━━ Listed records

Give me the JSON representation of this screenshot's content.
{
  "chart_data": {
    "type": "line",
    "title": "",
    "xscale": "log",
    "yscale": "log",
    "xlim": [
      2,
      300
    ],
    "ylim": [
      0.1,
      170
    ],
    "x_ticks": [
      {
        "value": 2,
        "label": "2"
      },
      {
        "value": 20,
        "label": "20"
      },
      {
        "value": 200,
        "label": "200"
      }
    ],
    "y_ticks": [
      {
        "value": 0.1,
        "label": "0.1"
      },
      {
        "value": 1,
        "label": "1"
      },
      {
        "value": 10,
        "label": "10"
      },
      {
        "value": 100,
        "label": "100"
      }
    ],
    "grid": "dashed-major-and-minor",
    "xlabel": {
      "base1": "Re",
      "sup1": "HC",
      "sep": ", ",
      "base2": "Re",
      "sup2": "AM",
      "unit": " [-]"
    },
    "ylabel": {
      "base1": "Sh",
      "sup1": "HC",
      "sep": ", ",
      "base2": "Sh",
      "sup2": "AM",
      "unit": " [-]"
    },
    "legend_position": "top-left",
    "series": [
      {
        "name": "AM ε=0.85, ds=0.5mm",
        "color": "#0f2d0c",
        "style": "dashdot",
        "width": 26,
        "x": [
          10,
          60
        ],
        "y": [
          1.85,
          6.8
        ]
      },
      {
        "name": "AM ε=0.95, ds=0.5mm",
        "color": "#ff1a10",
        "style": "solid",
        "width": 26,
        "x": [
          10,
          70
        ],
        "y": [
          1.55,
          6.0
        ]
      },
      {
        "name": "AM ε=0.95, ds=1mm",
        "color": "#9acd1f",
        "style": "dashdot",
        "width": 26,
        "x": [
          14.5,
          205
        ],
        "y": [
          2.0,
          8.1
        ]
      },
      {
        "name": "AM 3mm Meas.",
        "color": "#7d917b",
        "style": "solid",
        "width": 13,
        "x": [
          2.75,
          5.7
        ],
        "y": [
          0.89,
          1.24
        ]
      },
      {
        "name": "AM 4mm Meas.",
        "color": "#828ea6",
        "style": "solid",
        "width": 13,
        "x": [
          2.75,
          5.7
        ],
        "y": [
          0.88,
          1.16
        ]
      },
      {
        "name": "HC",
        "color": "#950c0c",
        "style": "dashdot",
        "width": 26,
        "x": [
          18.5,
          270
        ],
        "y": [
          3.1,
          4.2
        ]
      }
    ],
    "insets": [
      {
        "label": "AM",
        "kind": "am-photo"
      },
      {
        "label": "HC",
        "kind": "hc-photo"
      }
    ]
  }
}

━━━━

Problem statement: Report each line in the preceding entries that holds the string "color".

Written reply:
        "color": "#0f2d0c",
        "color": "#ff1a10",
        "color": "#9acd1f",
        "color": "#7d917b",
        "color": "#828ea6",
        "color": "#950c0c",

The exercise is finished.